* **SET TASK**
A faithful transcription of all the data is required.
┌──
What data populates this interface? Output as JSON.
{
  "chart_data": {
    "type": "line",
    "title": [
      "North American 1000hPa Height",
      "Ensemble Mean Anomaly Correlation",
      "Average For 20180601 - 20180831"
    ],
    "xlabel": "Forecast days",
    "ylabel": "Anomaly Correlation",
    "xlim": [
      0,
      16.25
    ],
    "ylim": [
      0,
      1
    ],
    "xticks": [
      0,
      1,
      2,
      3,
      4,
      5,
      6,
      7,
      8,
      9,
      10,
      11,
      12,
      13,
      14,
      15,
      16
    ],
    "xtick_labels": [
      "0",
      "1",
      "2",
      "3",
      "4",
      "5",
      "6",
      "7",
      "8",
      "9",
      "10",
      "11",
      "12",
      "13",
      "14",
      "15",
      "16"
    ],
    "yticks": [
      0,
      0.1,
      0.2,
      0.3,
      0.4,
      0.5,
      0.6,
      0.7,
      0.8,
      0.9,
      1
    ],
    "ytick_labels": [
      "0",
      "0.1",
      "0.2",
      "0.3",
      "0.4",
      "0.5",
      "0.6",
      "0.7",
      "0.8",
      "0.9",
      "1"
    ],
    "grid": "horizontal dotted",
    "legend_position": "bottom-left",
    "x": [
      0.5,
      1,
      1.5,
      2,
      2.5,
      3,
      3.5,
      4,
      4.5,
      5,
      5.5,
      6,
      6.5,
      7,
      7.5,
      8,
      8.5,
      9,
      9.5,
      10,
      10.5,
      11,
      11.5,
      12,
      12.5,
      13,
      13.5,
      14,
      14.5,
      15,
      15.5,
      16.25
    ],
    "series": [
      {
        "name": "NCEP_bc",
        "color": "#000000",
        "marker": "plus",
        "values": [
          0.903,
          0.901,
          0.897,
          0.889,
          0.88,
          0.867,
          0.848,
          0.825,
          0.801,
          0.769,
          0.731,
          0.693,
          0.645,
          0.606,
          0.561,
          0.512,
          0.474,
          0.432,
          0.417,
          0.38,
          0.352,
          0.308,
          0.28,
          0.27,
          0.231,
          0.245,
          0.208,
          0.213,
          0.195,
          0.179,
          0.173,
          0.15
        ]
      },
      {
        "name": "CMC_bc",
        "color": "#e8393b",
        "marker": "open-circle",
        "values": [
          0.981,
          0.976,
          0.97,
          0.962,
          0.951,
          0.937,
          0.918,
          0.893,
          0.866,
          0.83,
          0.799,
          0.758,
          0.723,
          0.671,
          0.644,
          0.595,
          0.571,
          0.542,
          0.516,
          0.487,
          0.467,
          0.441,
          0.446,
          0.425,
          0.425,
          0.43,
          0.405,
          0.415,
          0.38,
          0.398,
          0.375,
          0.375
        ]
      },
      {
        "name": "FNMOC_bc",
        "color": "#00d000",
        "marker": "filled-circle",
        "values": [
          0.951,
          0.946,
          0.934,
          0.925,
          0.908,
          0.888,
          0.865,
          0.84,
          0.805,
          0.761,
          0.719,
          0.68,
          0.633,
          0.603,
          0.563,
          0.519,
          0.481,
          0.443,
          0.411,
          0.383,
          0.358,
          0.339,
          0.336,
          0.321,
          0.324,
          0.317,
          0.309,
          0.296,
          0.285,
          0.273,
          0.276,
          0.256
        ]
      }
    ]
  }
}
└──
* **ANSWER TO THIS EXERCISE**
What data populates this interface? Output as JSON.
{
  "chart_data": {
    "type": "line",
    "title": [
      "North American 1000hPa Height",
      "Ensemble Mean Anomaly Correlation",
      "Average For 20180601 - 20180831"
    ],
    "xlabel": "Forecast days",
    "ylabel": "Anomaly Correlation",
    "xlim": [
      0,
      16.25
    ],
    "ylim": [
      0,
      1
    ],
    "xticks": [
      0,
      1,
      2,
      3,
      4,
      5,
      6,
      7,
      8,
      9,
      10,
      11,
      12,
      13,
      14,
      15,
      16
    ],
    "xtick_labels": [
      "0",
      "1",
      "2",
      "3",
      "4",
      "5",
      "6",
      "7",
      "8",
      "9",
      "10",
      "11",
      "12",
      "13",
      "14",
      "15",
      "16"
    ],
    "yticks": [
      0,
      0.1,
      0.2,
      0.3,
      0.4,
      0.5,
      0.6,
      0.7,
      0.8,
      0.9,
      1
    ],
    "ytick_labels": [
      "0",
      "0.1",
      "0.2",
      "0.3",
      "0.4",
      "0.5",
      "0.6",
      "0.7",
      "0.8",
      "0.9",
      "1"
    ],
    "grid": "horizontal dotted",
    "legend_position": "bottom-left",
    "x": [
      0.5,
      1,
      1.5,
      2,
      2.5,
      3,
      3.5,
      4,
      4.5,
      5,
      5.5,
      6,
      6.5,
      7,
      7.5,
      8,
      8.5,
      9,
      9.5,
      10,
      10.5,
      11,
      11.5,
      12,
      12.5,
      13,
      13.5,
      14,
      14.5,
      15,
      15.5,
      16.25
    ],
    "series": [
      {
        "name": "NCEP_bc",
        "color": "#000000",
        "marker": "plus",
        "values": [
          0.903,
          0.901,
          0.897,
          0.889,
          0.88,
          0.867,
          0.848,
          0.825,
          0.801,
          0.769,
          0.731,
          0.693,
          0.645,
          0.606,
          0.561,
          0.512,
          0.474,
          0.432,
          0.417,
          0.38,
          0.352,
          0.308,
          0.28,
          0.27,
          0.231,
          0.245,
          0.208,
          0.213,
          0.195,
          0.179,
          0.173,
          0.15
        ]
      },
      {
        "name": "CMC_bc",
        "color": "#e8393b",
        "marker": "open-circle",
        "values": [
          0.981,
          0.976,
          0.97,
          0.962,
          0.951,
          0.937,
          0.918,
          0.893,
          0.866,
          0.83,
          0.799,
          0.758,
          0.723,
          0.671,
          0.644,
          0.595,
          0.571,
          0.542,
          0.516,
          0.487,
          0.467,
          0.441,
          0.446,
          0.425,
          0.425,
          0.43,
          0.405,
          0.415,
          0.38,
          0.398,
          0.375,
          0.375
        ]
      },
      {
        "name": "FNMOC_bc",
        "color": "#00d000",
        "marker": "filled-circle",
        "values": [
          0.951,
          0.946,
          0.934,
          0.925,
          0.908,
          0.888,
          0.865,
          0.84,
          0.805,
          0.761,
          0.719,
          0.68,
          0.633,
          0.603,
          0.563,
          0.519,
          0.481,
          0.443,
          0.411,
          0.383,
          0.358,
          0.339,
          0.336,
          0.321,
          0.324,
          0.317,
          0.309,
          0.296,
          0.285,
          0.273,
          0.276,
          0.256
        ]
      }
    ]
  }
}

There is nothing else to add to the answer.